— Begin Data for this task —

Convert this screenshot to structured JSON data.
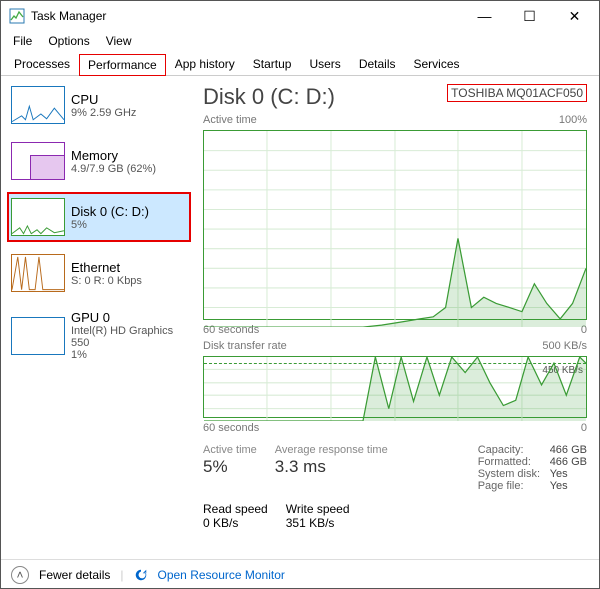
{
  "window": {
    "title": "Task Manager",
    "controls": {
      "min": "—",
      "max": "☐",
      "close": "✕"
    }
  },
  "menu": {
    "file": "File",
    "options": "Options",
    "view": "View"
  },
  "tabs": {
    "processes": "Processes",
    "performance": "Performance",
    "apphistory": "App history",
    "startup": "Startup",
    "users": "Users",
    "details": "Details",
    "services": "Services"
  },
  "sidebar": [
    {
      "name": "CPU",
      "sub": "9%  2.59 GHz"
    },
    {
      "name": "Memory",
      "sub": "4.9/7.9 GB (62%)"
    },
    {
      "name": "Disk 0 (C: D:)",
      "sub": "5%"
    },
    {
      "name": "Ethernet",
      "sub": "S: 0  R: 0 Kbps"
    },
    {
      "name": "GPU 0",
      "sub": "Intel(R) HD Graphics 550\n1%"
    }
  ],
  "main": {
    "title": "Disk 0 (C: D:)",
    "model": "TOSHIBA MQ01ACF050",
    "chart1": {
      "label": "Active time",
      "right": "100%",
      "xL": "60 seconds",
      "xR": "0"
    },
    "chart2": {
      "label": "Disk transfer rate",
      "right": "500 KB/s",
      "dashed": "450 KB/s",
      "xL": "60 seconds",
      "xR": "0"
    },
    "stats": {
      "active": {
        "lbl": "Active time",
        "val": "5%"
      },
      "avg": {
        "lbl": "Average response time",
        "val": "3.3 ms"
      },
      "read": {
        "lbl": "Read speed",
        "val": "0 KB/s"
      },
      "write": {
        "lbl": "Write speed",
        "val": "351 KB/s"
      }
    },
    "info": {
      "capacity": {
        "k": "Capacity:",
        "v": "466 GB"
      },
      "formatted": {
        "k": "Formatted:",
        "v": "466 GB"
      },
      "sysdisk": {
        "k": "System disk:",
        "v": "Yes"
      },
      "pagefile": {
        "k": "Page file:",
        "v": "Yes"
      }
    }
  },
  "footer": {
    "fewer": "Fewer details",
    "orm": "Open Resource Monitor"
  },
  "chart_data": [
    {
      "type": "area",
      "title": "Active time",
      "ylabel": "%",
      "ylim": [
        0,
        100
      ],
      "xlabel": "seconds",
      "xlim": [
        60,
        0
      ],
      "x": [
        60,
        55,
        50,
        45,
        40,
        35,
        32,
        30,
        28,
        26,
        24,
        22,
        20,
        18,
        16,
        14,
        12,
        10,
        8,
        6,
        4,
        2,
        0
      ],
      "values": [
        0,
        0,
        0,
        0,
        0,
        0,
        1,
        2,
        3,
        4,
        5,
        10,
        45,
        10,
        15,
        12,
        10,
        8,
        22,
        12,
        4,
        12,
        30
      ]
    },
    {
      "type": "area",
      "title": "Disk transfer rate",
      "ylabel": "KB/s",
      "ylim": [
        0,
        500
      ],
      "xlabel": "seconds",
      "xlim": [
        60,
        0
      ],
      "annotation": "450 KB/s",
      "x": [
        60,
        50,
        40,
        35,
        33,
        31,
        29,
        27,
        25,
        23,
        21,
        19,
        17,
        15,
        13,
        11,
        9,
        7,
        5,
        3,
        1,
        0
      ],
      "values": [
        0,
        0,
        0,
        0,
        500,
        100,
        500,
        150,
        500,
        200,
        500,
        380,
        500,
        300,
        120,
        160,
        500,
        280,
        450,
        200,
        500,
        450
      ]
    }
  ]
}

— End Data for this task —

• _Your task_:
Repeat each entry precisely as it appears. Leave the pictures out.

• _Result of the exercise_:
Convert this screenshot to structured JSON data.
{
  "window": {
    "title": "Task Manager",
    "controls": {
      "min": "—",
      "max": "☐",
      "close": "✕"
    }
  },
  "menu": {
    "file": "File",
    "options": "Options",
    "view": "View"
  },
  "tabs": {
    "processes": "Processes",
    "performance": "Performance",
    "apphistory": "App history",
    "startup": "Startup",
    "users": "Users",
    "details": "Details",
    "services": "Services"
  },
  "sidebar": [
    {
      "name": "CPU",
      "sub": "9%  2.59 GHz"
    },
    {
      "name": "Memory",
      "sub": "4.9/7.9 GB (62%)"
    },
    {
      "name": "Disk 0 (C: D:)",
      "sub": "5%"
    },
    {
      "name": "Ethernet",
      "sub": "S: 0  R: 0 Kbps"
    },
    {
      "name": "GPU 0",
      "sub": "Intel(R) HD Graphics 550\n1%"
    }
  ],
  "main": {
    "title": "Disk 0 (C: D:)",
    "model": "TOSHIBA MQ01ACF050",
    "chart1": {
      "label": "Active time",
      "right": "100%",
      "xL": "60 seconds",
      "xR": "0"
    },
    "chart2": {
      "label": "Disk transfer rate",
      "right": "500 KB/s",
      "dashed": "450 KB/s",
      "xL": "60 seconds",
      "xR": "0"
    },
    "stats": {
      "active": {
        "lbl": "Active time",
        "val": "5%"
      },
      "avg": {
        "lbl": "Average response time",
        "val": "3.3 ms"
      },
      "read": {
        "lbl": "Read speed",
        "val": "0 KB/s"
      },
      "write": {
        "lbl": "Write speed",
        "val": "351 KB/s"
      }
    },
    "info": {
      "capacity": {
        "k": "Capacity:",
        "v": "466 GB"
      },
      "formatted": {
        "k": "Formatted:",
        "v": "466 GB"
      },
      "sysdisk": {
        "k": "System disk:",
        "v": "Yes"
      },
      "pagefile": {
        "k": "Page file:",
        "v": "Yes"
      }
    }
  },
  "footer": {
    "fewer": "Fewer details",
    "orm": "Open Resource Monitor"
  },
  "chart_data": [
    {
      "type": "area",
      "title": "Active time",
      "ylabel": "%",
      "ylim": [
        0,
        100
      ],
      "xlabel": "seconds",
      "xlim": [
        60,
        0
      ],
      "x": [
        60,
        55,
        50,
        45,
        40,
        35,
        32,
        30,
        28,
        26,
        24,
        22,
        20,
        18,
        16,
        14,
        12,
        10,
        8,
        6,
        4,
        2,
        0
      ],
      "values": [
        0,
        0,
        0,
        0,
        0,
        0,
        1,
        2,
        3,
        4,
        5,
        10,
        45,
        10,
        15,
        12,
        10,
        8,
        22,
        12,
        4,
        12,
        30
      ]
    },
    {
      "type": "area",
      "title": "Disk transfer rate",
      "ylabel": "KB/s",
      "ylim": [
        0,
        500
      ],
      "xlabel": "seconds",
      "xlim": [
        60,
        0
      ],
      "annotation": "450 KB/s",
      "x": [
        60,
        50,
        40,
        35,
        33,
        31,
        29,
        27,
        25,
        23,
        21,
        19,
        17,
        15,
        13,
        11,
        9,
        7,
        5,
        3,
        1,
        0
      ],
      "values": [
        0,
        0,
        0,
        0,
        500,
        100,
        500,
        150,
        500,
        200,
        500,
        380,
        500,
        300,
        120,
        160,
        500,
        280,
        450,
        200,
        500,
        450
      ]
    }
  ]
}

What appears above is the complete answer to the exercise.